§ Data for processing
+--
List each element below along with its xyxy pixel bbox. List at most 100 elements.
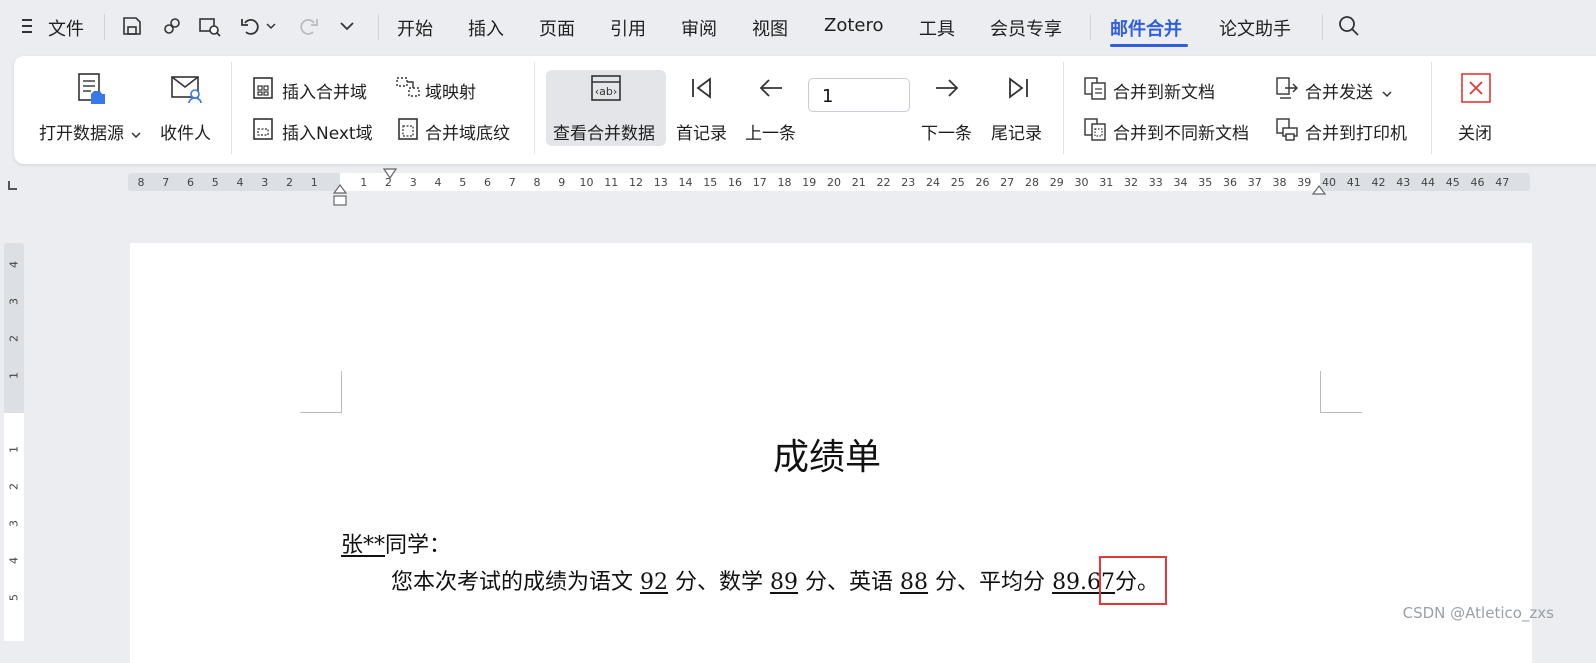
tab-page[interactable]: 页面 [539,15,575,41]
merge-to-new-doc-icon[interactable] [1083,76,1107,104]
redo-icon[interactable] [297,14,321,38]
ruler-tick-label: 11 [604,176,619,189]
ruler-tick-label: 44 [1421,176,1435,189]
chinese-score-field[interactable]: 92 [640,570,668,595]
tab-view[interactable]: 视图 [752,15,788,41]
ruler-tick-label: 28 [1025,176,1039,189]
ruler-tick-label: 4 [434,176,442,189]
arrow-left-icon[interactable] [758,78,784,102]
save-icon[interactable] [120,14,144,38]
insert-next-field-button[interactable]: 插入Next域 [282,119,373,144]
chevron-down-icon[interactable] [131,124,141,143]
ruler-tick-label: 3 [261,176,269,189]
tab-start[interactable]: 开始 [397,15,433,41]
ruler-tick-label: 19 [802,176,817,189]
ruler-tick-label: 13 [653,176,668,189]
tab-insert[interactable]: 插入 [468,15,504,41]
first-record-button[interactable]: 首记录 [676,119,727,144]
recipients-button[interactable]: 收件人 [160,119,211,144]
hamburger-icon[interactable] [22,17,36,35]
merge-to-different-docs-button[interactable]: 合并到不同新文档 [1113,119,1249,144]
open-datasource-button[interactable]: 打开数据源 [39,119,124,144]
tab-references[interactable]: 引用 [610,15,646,41]
first-line-indent-marker[interactable] [382,165,398,184]
ruler-tick-label: 36 [1223,176,1237,189]
ruler-tick-label: 30 [1074,176,1089,189]
field-mapping-button[interactable]: 域映射 [425,78,476,103]
merge-to-different-docs-icon[interactable] [1083,117,1107,145]
ruler-tick-label: 20 [827,176,841,189]
tab-tools[interactable]: 工具 [919,15,955,41]
merge-to-printer-icon[interactable] [1275,117,1299,145]
english-score-field[interactable]: 88 [900,570,928,595]
greeting-line: 张**同学： [341,527,451,559]
scores-prefix: 您本次考试的成绩为语文 [391,570,634,595]
merge-field-shading-button[interactable]: 合并域底纹 [425,119,510,144]
ruler-tick-label: 5 [211,176,219,189]
undo-icon[interactable] [238,14,262,38]
close-icon[interactable] [1460,72,1492,108]
divider [1322,14,1323,40]
ruler-tick-label: 21 [851,176,866,189]
divider [1431,62,1432,154]
divider [1090,14,1091,40]
merge-send-icon[interactable] [1275,76,1299,104]
merge-send-button[interactable]: 合并发送 [1305,78,1373,103]
tab-mail-merge[interactable]: 邮件合并 [1110,15,1182,41]
vertical-ruler-tick-label: 3 [7,520,21,527]
merge-field-shading-icon[interactable] [397,117,419,145]
close-button[interactable]: 关闭 [1458,119,1492,144]
field-mapping-icon[interactable] [395,76,421,102]
merge-to-printer-button[interactable]: 合并到打印机 [1305,119,1407,144]
math-score-field[interactable]: 89 [770,570,798,595]
ruler-tick-label: 31 [1099,176,1114,189]
open-datasource-icon[interactable] [76,72,108,110]
ruler-tick-label: 10 [579,176,594,189]
more-chevron-icon[interactable] [335,14,359,38]
student-name-field[interactable]: 张** [341,533,385,558]
right-indent-marker[interactable] [1311,184,1327,203]
record-number-input[interactable]: 1 [808,78,910,112]
tab-member[interactable]: 会员专享 [990,15,1062,41]
ruler-tick-label: 1 [360,176,368,189]
ruler-tick-label: 7 [508,176,516,189]
scores-line: 您本次考试的成绩为语文 92 分、数学 89 分、英语 88 分、平均分 89.… [391,564,1159,596]
prev-record-button[interactable]: 上一条 [745,119,796,144]
link-icon[interactable] [160,14,184,38]
vertical-ruler-tick-label: 4 [7,557,21,564]
arrow-right-icon[interactable] [934,78,960,102]
ruler-tick-label: 42 [1371,176,1386,189]
last-record-button[interactable]: 尾记录 [991,119,1042,144]
view-merged-data-icon[interactable]: ‹ab› [590,74,622,106]
tab-review[interactable]: 审阅 [681,15,717,41]
left-indent-marker[interactable] [332,184,348,212]
first-record-icon[interactable] [690,77,714,103]
ruler-tick-label: 29 [1049,176,1064,189]
insert-merge-field-icon[interactable] [252,76,274,104]
tab-zotero[interactable]: Zotero [824,15,884,36]
view-merged-data-button[interactable]: 查看合并数据 [553,119,655,144]
recipients-icon[interactable] [170,74,204,108]
ruler-tick-label: 23 [901,176,916,189]
next-record-button[interactable]: 下一条 [921,119,972,144]
ruler-tick-label: 38 [1272,176,1287,189]
margin-corner-top-right [1320,371,1362,413]
undo-dropdown-chevron-icon[interactable] [264,14,278,38]
ruler-tick-label: 15 [703,176,718,189]
ruler-tick-label: 34 [1173,176,1188,189]
ruler-tick-label: 4 [236,176,244,189]
file-menu[interactable]: 文件 [48,15,84,41]
watermark: CSDN @Atletico_zxs [1402,604,1554,622]
ruler-corner-icon[interactable] [7,176,19,195]
chevron-down-icon[interactable] [1382,83,1392,102]
tab-thesis-assistant[interactable]: 论文助手 [1219,15,1291,41]
sep-english: 分、英语 [805,570,894,595]
search-icon[interactable] [1337,14,1361,38]
merge-to-new-doc-button[interactable]: 合并到新文档 [1113,78,1215,103]
print-preview-icon[interactable] [197,14,221,38]
divider [104,14,105,40]
insert-next-field-icon[interactable] [252,117,274,145]
insert-merge-field-button[interactable]: 插入合并域 [282,78,367,103]
ruler-tick-label: 16 [728,176,742,189]
last-record-icon[interactable] [1006,77,1030,103]
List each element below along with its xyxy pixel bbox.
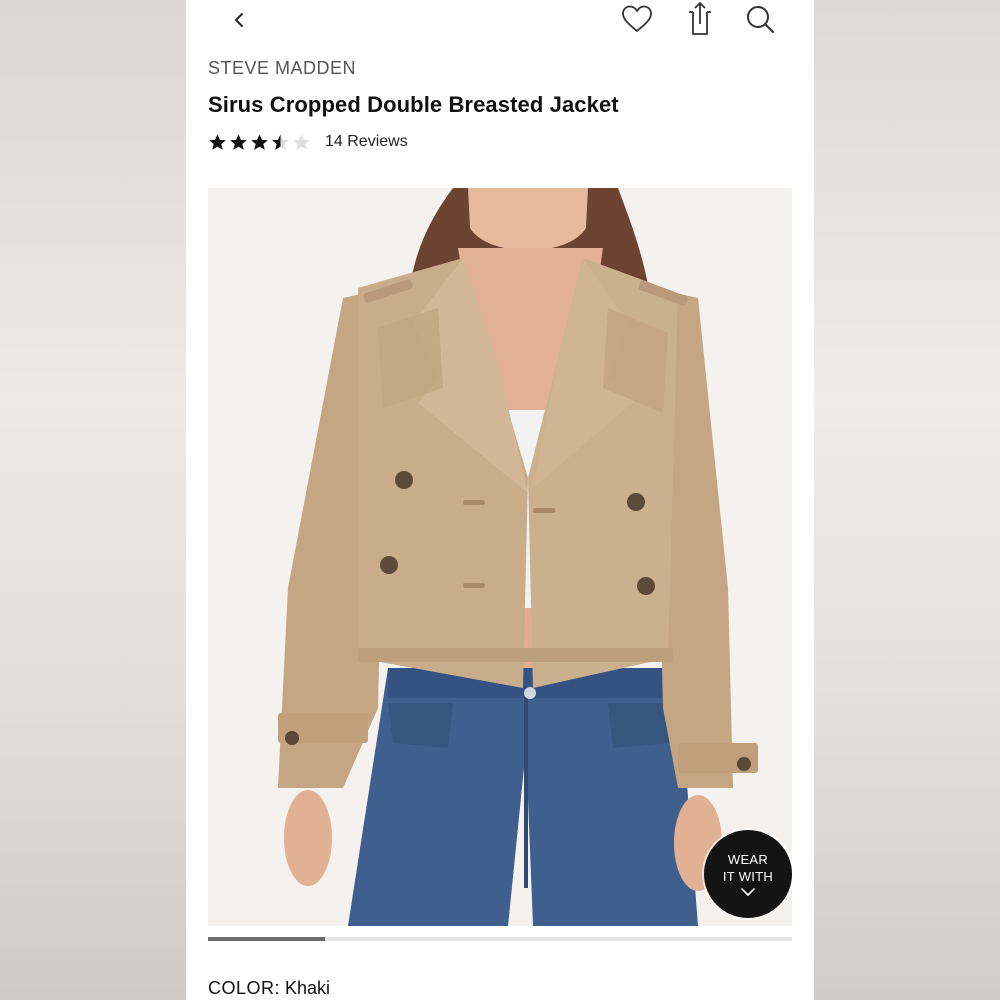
rating-row: 14 Reviews bbox=[208, 130, 408, 154]
gallery-progress-track bbox=[208, 937, 792, 941]
wear-it-with-button[interactable]: WEAR IT WITH bbox=[704, 830, 792, 918]
share-icon bbox=[689, 2, 711, 35]
product-image[interactable] bbox=[208, 188, 792, 926]
star-icon bbox=[209, 133, 226, 150]
empty-star-icon bbox=[293, 133, 310, 150]
chevron-down-icon bbox=[741, 888, 755, 896]
star-icon bbox=[230, 133, 247, 150]
heart-icon bbox=[622, 5, 652, 32]
reviews-link[interactable]: 14 Reviews bbox=[325, 133, 408, 151]
product-title: Sirus Cropped Double Breasted Jacket bbox=[208, 92, 619, 117]
share-button[interactable] bbox=[684, 0, 714, 38]
product-page: STEVE MADDEN Sirus Cropped Double Breast… bbox=[186, 0, 814, 1000]
star-icon bbox=[251, 133, 268, 150]
search-icon bbox=[747, 6, 775, 34]
color-selector-label: COLOR: Khaki bbox=[208, 978, 330, 999]
star-rating[interactable] bbox=[208, 133, 311, 152]
background-right bbox=[814, 0, 1000, 1000]
wear-it-with-label: WEAR IT WITH bbox=[722, 852, 774, 884]
half-star-icon bbox=[272, 133, 289, 150]
search-button[interactable] bbox=[744, 2, 776, 36]
background-left bbox=[0, 0, 186, 1000]
top-navigation-bar bbox=[186, 0, 814, 44]
wishlist-button[interactable] bbox=[620, 3, 654, 35]
jacket-photo bbox=[208, 188, 792, 926]
brand-name[interactable]: STEVE MADDEN bbox=[208, 58, 356, 79]
color-label: COLOR: bbox=[208, 978, 281, 998]
back-button[interactable] bbox=[228, 6, 252, 34]
color-value: Khaki bbox=[285, 978, 331, 998]
gallery-progress-fill bbox=[208, 937, 325, 941]
chevron-left-icon bbox=[235, 13, 243, 27]
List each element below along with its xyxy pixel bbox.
+--
§ What you are asked to do
Copy every line of the data above word for word, leaving out the pictures.

§ Answer below
List each element below along with its xyxy pixel bbox. List at most 100 elements.
tab-page[interactable]: 页面 [539,15,575,41]
merge-to-new-doc-icon[interactable] [1083,76,1107,104]
redo-icon[interactable] [297,14,321,38]
ruler-tick-label: 11 [604,176,619,189]
ruler-tick-label: 44 [1421,176,1435,189]
chinese-score-field[interactable]: 92 [640,570,668,595]
tab-view[interactable]: 视图 [752,15,788,41]
ruler-tick-label: 28 [1025,176,1039,189]
ruler-tick-label: 4 [434,176,442,189]
arrow-left-icon[interactable] [758,78,784,102]
save-icon[interactable] [120,14,144,38]
insert-next-field-button[interactable]: 插入Next域 [282,119,373,144]
chevron-down-icon[interactable] [131,124,141,143]
ruler-tick-label: 3 [261,176,269,189]
tab-start[interactable]: 开始 [397,15,433,41]
ruler-tick-label: 19 [802,176,817,189]
ruler-tick-label: 13 [653,176,668,189]
tab-insert[interactable]: 插入 [468,15,504,41]
first-record-button[interactable]: 首记录 [676,119,727,144]
recipients-button[interactable]: 收件人 [160,119,211,144]
hamburger-icon[interactable] [22,17,36,35]
merge-to-different-docs-button[interactable]: 合并到不同新文档 [1113,119,1249,144]
open-datasource-button[interactable]: 打开数据源 [39,119,124,144]
tab-references[interactable]: 引用 [610,15,646,41]
first-line-indent-marker[interactable] [382,165,398,184]
ruler-tick-label: 36 [1223,176,1237,189]
ruler-tick-label: 30 [1074,176,1089,189]
field-mapping-button[interactable]: 域映射 [425,78,476,103]
merge-to-different-docs-icon[interactable] [1083,117,1107,145]
ruler-tick-label: 20 [827,176,841,189]
tab-tools[interactable]: 工具 [919,15,955,41]
merge-to-printer-icon[interactable] [1275,117,1299,145]
english-score-field[interactable]: 88 [900,570,928,595]
greeting-line: 张**同学： [341,527,451,559]
scores-prefix: 您本次考试的成绩为语文 [391,570,634,595]
merge-field-shading-button[interactable]: 合并域底纹 [425,119,510,144]
ruler-tick-label: 5 [211,176,219,189]
undo-icon[interactable] [238,14,262,38]
close-icon[interactable] [1460,72,1492,108]
divider [1322,14,1323,40]
ruler-tick-label: 21 [851,176,866,189]
divider [1431,62,1432,154]
divider [1090,14,1091,40]
merge-send-icon[interactable] [1275,76,1299,104]
merge-send-button[interactable]: 合并发送 [1305,78,1373,103]
tab-mail-merge[interactable]: 邮件合并 [1110,15,1182,41]
vertical-ruler-tick-label: 3 [7,520,21,527]
merge-field-shading-icon[interactable] [397,117,419,145]
close-button[interactable]: 关闭 [1458,119,1492,144]
field-mapping-icon[interactable] [395,76,421,102]
merge-to-printer-button[interactable]: 合并到打印机 [1305,119,1407,144]
math-score-field[interactable]: 89 [770,570,798,595]
ruler-tick-label: 31 [1099,176,1114,189]
open-datasource-icon[interactable] [76,72,108,110]
ruler-tick-label: 10 [579,176,594,189]
more-chevron-icon[interactable] [335,14,359,38]
student-name-field[interactable]: 张** [341,533,385,558]
right-indent-marker[interactable] [1311,184,1327,203]
record-number-input[interactable]: 1 [808,78,910,112]
tab-member[interactable]: 会员专享 [990,15,1062,41]
ruler-tick-label: 1 [360,176,368,189]
ruler-tick-label: 7 [508,176,516,189]
scores-line: 您本次考试的成绩为语文 92 分、数学 89 分、英语 88 分、平均分 89.… [391,564,1159,596]
prev-record-button[interactable]: 上一条 [745,119,796,144]
link-icon[interactable] [160,14,184,38]
vertical-ruler-tick-label: 4 [7,557,21,564]
arrow-right-icon[interactable] [934,78,960,102]
ruler-tick-label: 42 [1371,176,1386,189]
last-record-button[interactable]: 尾记录 [991,119,1042,144]
view-merged-data-icon[interactable]: ‹ab› [590,74,622,106]
tab-review[interactable]: 审阅 [681,15,717,41]
left-indent-marker[interactable] [332,184,348,212]
first-record-icon[interactable] [690,77,714,103]
ruler-tick-label: 29 [1049,176,1064,189]
insert-merge-field-icon[interactable] [252,76,274,104]
tab-zotero[interactable]: Zotero [824,15,884,36]
view-merged-data-button[interactable]: 查看合并数据 [553,119,655,144]
recipients-icon[interactable] [170,74,204,108]
ruler-tick-label: 23 [901,176,916,189]
next-record-button[interactable]: 下一条 [921,119,972,144]
ruler-tick-label: 38 [1272,176,1287,189]
margin-corner-top-right [1320,371,1362,413]
undo-dropdown-chevron-icon[interactable] [264,14,278,38]
ruler-tick-label: 15 [703,176,718,189]
ruler-tick-label: 34 [1173,176,1188,189]
ruler-tick-label: 4 [236,176,244,189]
file-menu[interactable]: 文件 [48,15,84,41]
watermark: CSDN @Atletico_zxs [1402,604,1554,622]
ruler-corner-icon[interactable] [7,176,19,195]
chevron-down-icon[interactable] [1382,83,1392,102]
tab-thesis-assistant[interactable]: 论文助手 [1219,15,1291,41]
sep-english: 分、英语 [805,570,894,595]
search-icon[interactable] [1337,14,1361,38]
merge-to-new-doc-button[interactable]: 合并到新文档 [1113,78,1215,103]
print-preview-icon[interactable] [197,14,221,38]
divider [104,14,105,40]
insert-next-field-icon[interactable] [252,117,274,145]
insert-merge-field-button[interactable]: 插入合并域 [282,78,367,103]
ruler-tick-label: 16 [728,176,742,189]
last-record-icon[interactable] [1006,77,1030,103]
List each element below along with its xyxy pixel bbox.
rating-row: 14 Reviews bbox=[208, 130, 408, 154]
gallery-progress-track bbox=[208, 937, 792, 941]
wear-it-with-button[interactable]: WEAR IT WITH bbox=[704, 830, 792, 918]
share-icon bbox=[689, 2, 711, 35]
product-image[interactable] bbox=[208, 188, 792, 926]
star-icon bbox=[209, 133, 226, 150]
empty-star-icon bbox=[293, 133, 310, 150]
chevron-down-icon bbox=[741, 888, 755, 896]
star-icon bbox=[230, 133, 247, 150]
heart-icon bbox=[622, 5, 652, 32]
reviews-link[interactable]: 14 Reviews bbox=[325, 133, 408, 151]
product-title: Sirus Cropped Double Breasted Jacket bbox=[208, 92, 619, 117]
share-button[interactable] bbox=[684, 0, 714, 38]
product-page: STEVE MADDEN Sirus Cropped Double Breast… bbox=[186, 0, 814, 1000]
star-icon bbox=[251, 133, 268, 150]
search-icon bbox=[747, 6, 775, 34]
color-selector-label: COLOR: Khaki bbox=[208, 978, 330, 999]
star-rating[interactable] bbox=[208, 133, 311, 152]
background-right bbox=[814, 0, 1000, 1000]
wear-it-with-label: WEAR IT WITH bbox=[722, 852, 774, 884]
half-star-icon bbox=[272, 133, 289, 150]
search-button[interactable] bbox=[744, 2, 776, 36]
background-left bbox=[0, 0, 186, 1000]
top-navigation-bar bbox=[186, 0, 814, 44]
wishlist-button[interactable] bbox=[620, 3, 654, 35]
jacket-photo bbox=[208, 188, 792, 926]
brand-name[interactable]: STEVE MADDEN bbox=[208, 58, 356, 79]
color-label: COLOR: bbox=[208, 978, 281, 998]
back-button[interactable] bbox=[228, 6, 252, 34]
color-value: Khaki bbox=[285, 978, 331, 998]
gallery-progress-fill bbox=[208, 937, 325, 941]
chevron-left-icon bbox=[235, 13, 243, 27]
List each element below along with its xyxy pixel bbox.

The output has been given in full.